#### Directions:
Search the records for "meses" and copy each line that holds it.
start Material to process
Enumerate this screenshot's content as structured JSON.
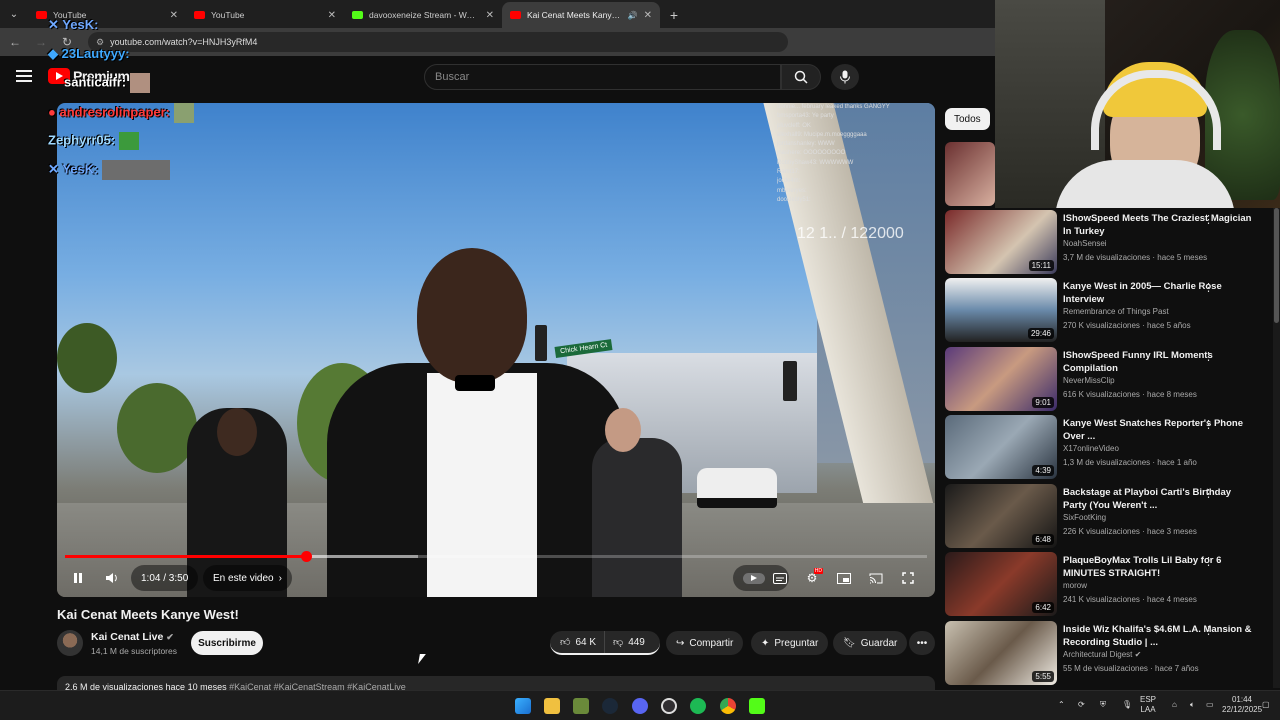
{
  "browser": {
    "tabs": [
      {
        "title": "YouTube",
        "favicon": "youtube-icon",
        "active": false
      },
      {
        "title": "YouTube",
        "favicon": "youtube-icon",
        "active": false
      },
      {
        "title": "davooxeneize Stream - Watch L",
        "favicon": "kick-icon",
        "active": false
      },
      {
        "title": "Kai Cenat Meets Kanye We",
        "favicon": "youtube-icon",
        "active": true
      }
    ],
    "url": "youtube.com/watch?v=HNJH3yRfM4"
  },
  "youtube": {
    "logo_text": "Premium",
    "search_placeholder": "Buscar"
  },
  "video": {
    "title": "Kai Cenat Meets Kanye West!",
    "time": "1:04 / 3:50",
    "chapter": "En este video",
    "progress_fraction": 0.28,
    "buffered_fraction": 0.41,
    "counter_overlay": "12 1.. / 122000",
    "street_sign": "Chick Hearn Ct",
    "stream_chat": [
      "donnie... february leaked thanks GANGYY",
      "bmsporta43: Ye party",
      "pluvcleff: OK",
      "alexhall9: Mucipe.m.moeggggaaa",
      "jordanshanley: WWW",
      "jnashere: OOOOOOOOO",
      "RobbyShaw43: WWWWWW",
      "Ramt17:",
      "jorde4m:",
      "mbmeryes:",
      "dooklebly51:"
    ]
  },
  "channel": {
    "name": "Kai Cenat Live",
    "subscribers": "14,1 M de suscriptores",
    "subscribe_label": "Suscribirme"
  },
  "actions": {
    "likes": "64 K",
    "dislikes": "449",
    "share": "Compartir",
    "ask": "Preguntar",
    "save": "Guardar"
  },
  "description": {
    "stats": "2,6 M de visualizaciones  hace 10 meses",
    "tags": "#KaiCenat #KaiCenatStream #KaiCenatLive"
  },
  "sidebar": {
    "chip": "Todos",
    "items": [
      {
        "title": "IShowSpeed Meets The Craziest Magician In Turkey",
        "channel": "NoahSensei",
        "meta": "3,7 M de visualizaciones · hace 5 meses",
        "duration": "15:11"
      },
      {
        "title": "Kanye West in 2005— Charlie Rose Interview",
        "channel": "Remembrance of Things Past",
        "meta": "270 K visualizaciones · hace 5 años",
        "duration": "29:46"
      },
      {
        "title": "IShowSpeed Funny IRL Moments Compilation",
        "channel": "NeverMissClip",
        "meta": "616 K visualizaciones · hace 8 meses",
        "duration": "9:01"
      },
      {
        "title": "Kanye West Snatches Reporter's Phone Over ...",
        "channel": "X17onlineVideo",
        "meta": "1,3 M de visualizaciones · hace 1 año",
        "duration": "4:39"
      },
      {
        "title": "Backstage at Playboi Carti's Birthday Party (You Weren't ...",
        "channel": "SixFootKing",
        "meta": "226 K visualizaciones · hace 3 meses",
        "duration": "6:48"
      },
      {
        "title": "PlaqueBoyMax Trolls Lil Baby for 6 MINUTES STRAIGHT!",
        "channel": "morow",
        "meta": "241 K visualizaciones · hace 4 meses",
        "duration": "6:42"
      },
      {
        "title": "Inside Wiz Khalifa's $4.6M L.A. Mansion & Recording Studio | ...",
        "channel": "Architectural Digest",
        "meta": "55 M de visualizaciones · hace 7 años",
        "duration": "5:55"
      }
    ]
  },
  "overlay_chat": [
    {
      "user": "YesK:",
      "color": "#6fa8ff"
    },
    {
      "user": "23Lautyyy:",
      "color": "#3fa9ff"
    },
    {
      "user": "santicaifr:",
      "color": "#ffffff"
    },
    {
      "user": "andresrolinpaper:",
      "color": "#ff3b3b"
    },
    {
      "user": "Zephyrr05:",
      "color": "#9fd9ff"
    },
    {
      "user": "YesK:",
      "color": "#6fa8ff"
    }
  ],
  "taskbar": {
    "language": "ESP",
    "layout": "LAA",
    "time": "01:44",
    "date": "22/12/2025"
  }
}
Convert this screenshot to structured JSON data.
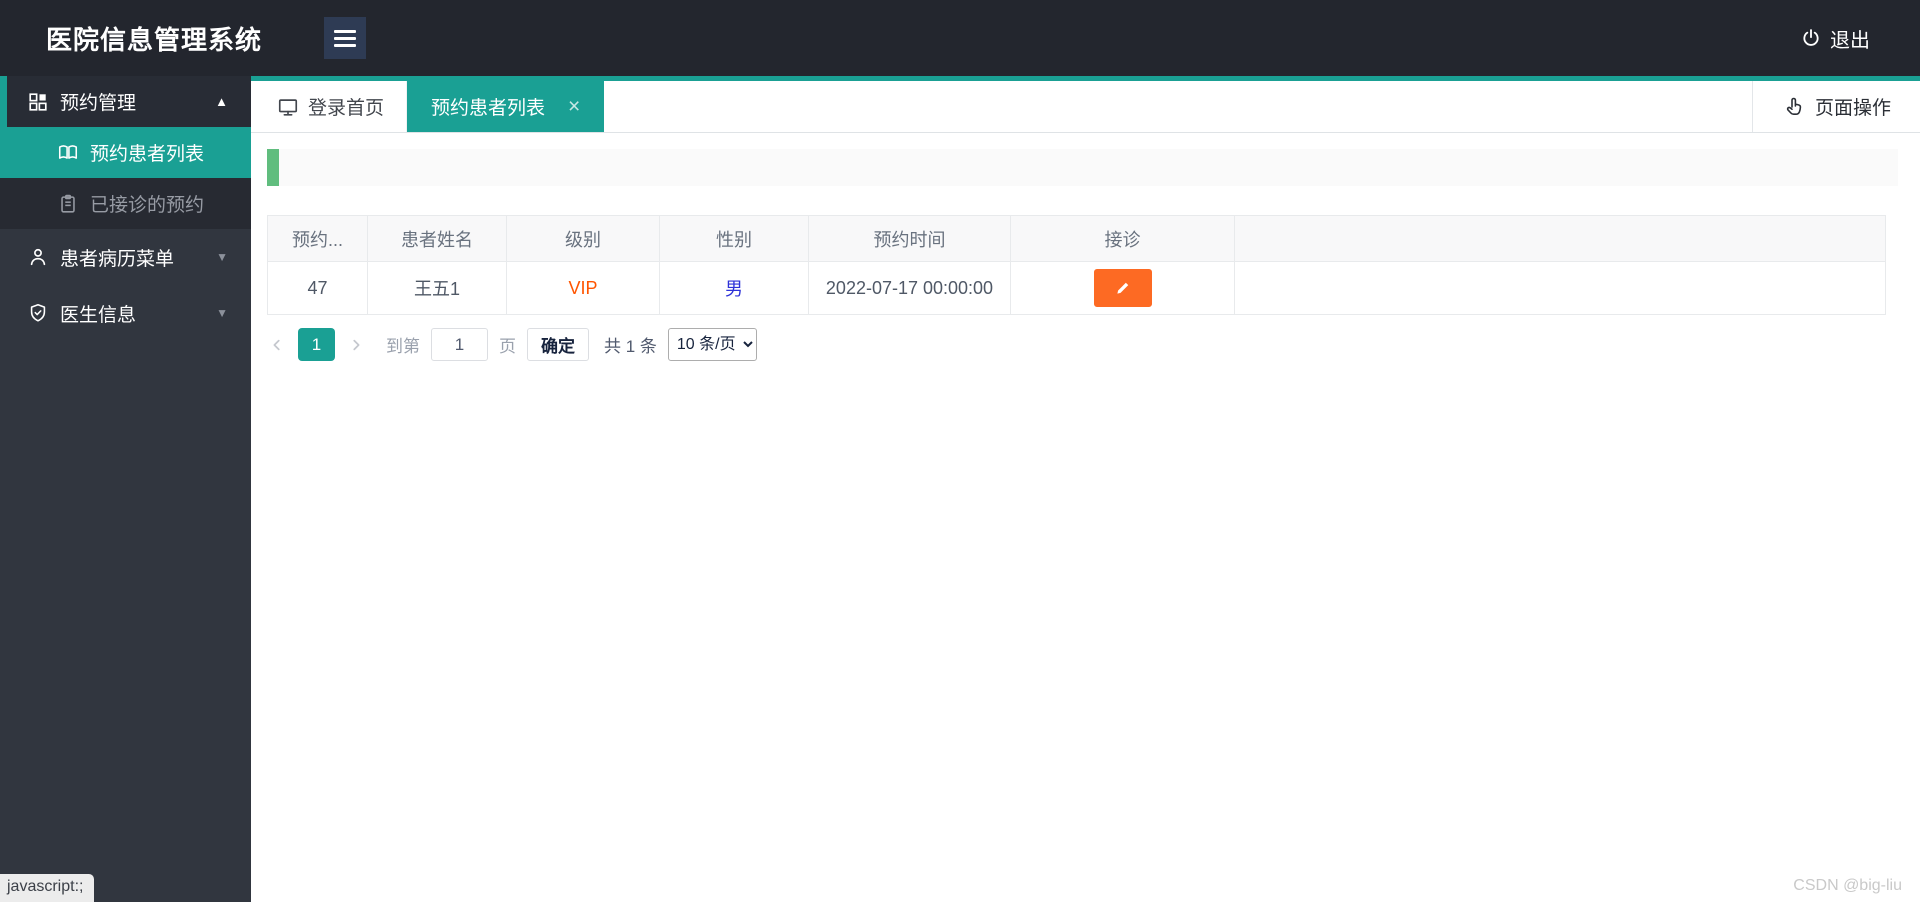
{
  "header": {
    "title": "医院信息管理系统",
    "logout_label": "退出"
  },
  "sidebar": {
    "items": [
      {
        "label": "预约管理",
        "icon": "grid-icon",
        "state": "expanded",
        "arrow": "▲",
        "children": [
          {
            "label": "预约患者列表",
            "icon": "book-icon",
            "active": true
          },
          {
            "label": "已接诊的预约",
            "icon": "clipboard-icon",
            "active": false
          }
        ]
      },
      {
        "label": "患者病历菜单",
        "icon": "user-icon",
        "state": "collapsed",
        "arrow": "▼"
      },
      {
        "label": "医生信息",
        "icon": "shield-check-icon",
        "state": "collapsed",
        "arrow": "▼"
      }
    ]
  },
  "tabbar": {
    "tabs": [
      {
        "label": "登录首页",
        "icon": "monitor-icon",
        "active": false
      },
      {
        "label": "预约患者列表",
        "active": true,
        "close_icon": "×"
      }
    ],
    "page_actions_label": "页面操作",
    "page_actions_icon": "hand-pointer-icon"
  },
  "table": {
    "columns": [
      "预约...",
      "患者姓名",
      "级别",
      "性别",
      "预约时间",
      "接诊"
    ],
    "rows": [
      {
        "id": "47",
        "name": "王五1",
        "level": "VIP",
        "gender": "男",
        "time": "2022-07-17 00:00:00",
        "action_icon": "pencil-icon"
      }
    ]
  },
  "pagination": {
    "current_page": "1",
    "goto_prefix": "到第",
    "goto_value": "1",
    "goto_suffix": "页",
    "confirm_label": "确定",
    "total_label": "共 1 条",
    "page_size_label": "10 条/页"
  },
  "footer": {
    "status_text": "javascript:;",
    "watermark": "CSDN @big-liu"
  },
  "colors": {
    "teal_accent": "#1aa094",
    "header_bg": "#23262e",
    "sidebar_bg": "#31363f",
    "submenu_bg": "#272a32",
    "green_accent": "#60bd7e",
    "action_orange": "#fd6a23",
    "vip_text": "#ff5500",
    "gender_text": "#2e32d8"
  }
}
end Material to process
#### Written response:
    "stats": "2,6 M de visualizaciones  hace 10 meses",
        "meta": "3,7 M de visualizaciones · hace 5 meses",
        "meta": "616 K visualizaciones · hace 8 meses",
        "meta": "226 K visualizaciones · hace 3 meses",
        "meta": "241 K visualizaciones · hace 4 meses",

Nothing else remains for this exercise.